___ Records supplied ___

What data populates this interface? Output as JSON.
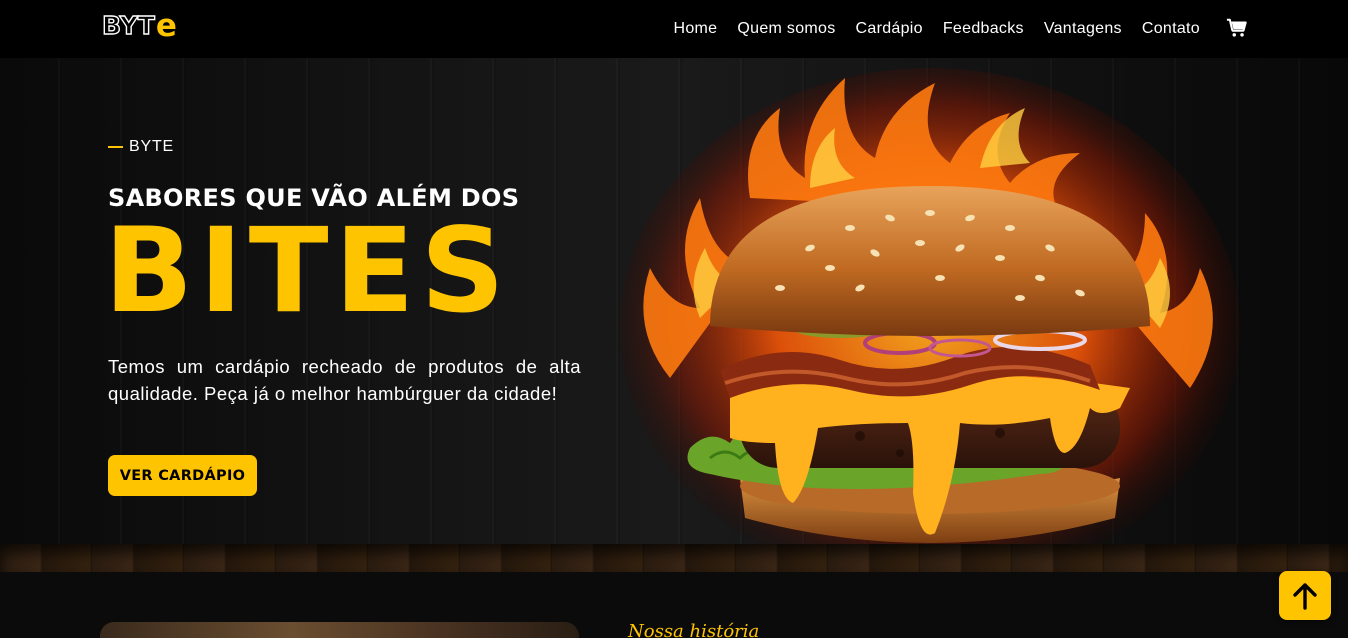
{
  "brand": {
    "logo_main": "BYT",
    "logo_accent": "e"
  },
  "nav": {
    "items": [
      "Home",
      "Quem somos",
      "Cardápio",
      "Feedbacks",
      "Vantagens",
      "Contato"
    ],
    "cart_icon": "cart-icon"
  },
  "hero": {
    "eyebrow": "BYTE",
    "subtitle": "SABORES QUE VÃO ALÉM DOS",
    "title": "BITES",
    "description": "Temos um cardápio recheado de produtos de alta qualidade. Peça já o melhor hambúrguer da cidade!",
    "cta_label": "VER CARDÁPIO",
    "image": "burger-with-flames"
  },
  "about": {
    "label": "Nossa história"
  },
  "scroll_top_icon": "arrow-up-icon",
  "colors": {
    "accent": "#ffc400",
    "background": "#050505",
    "nav": "#000000"
  }
}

___

-- To be done --
Read through the entries and copy every line that includes "icon".

-- Reply to the task --
    "cart_icon": "cart-icon"
  "scroll_top_icon": "arrow-up-icon",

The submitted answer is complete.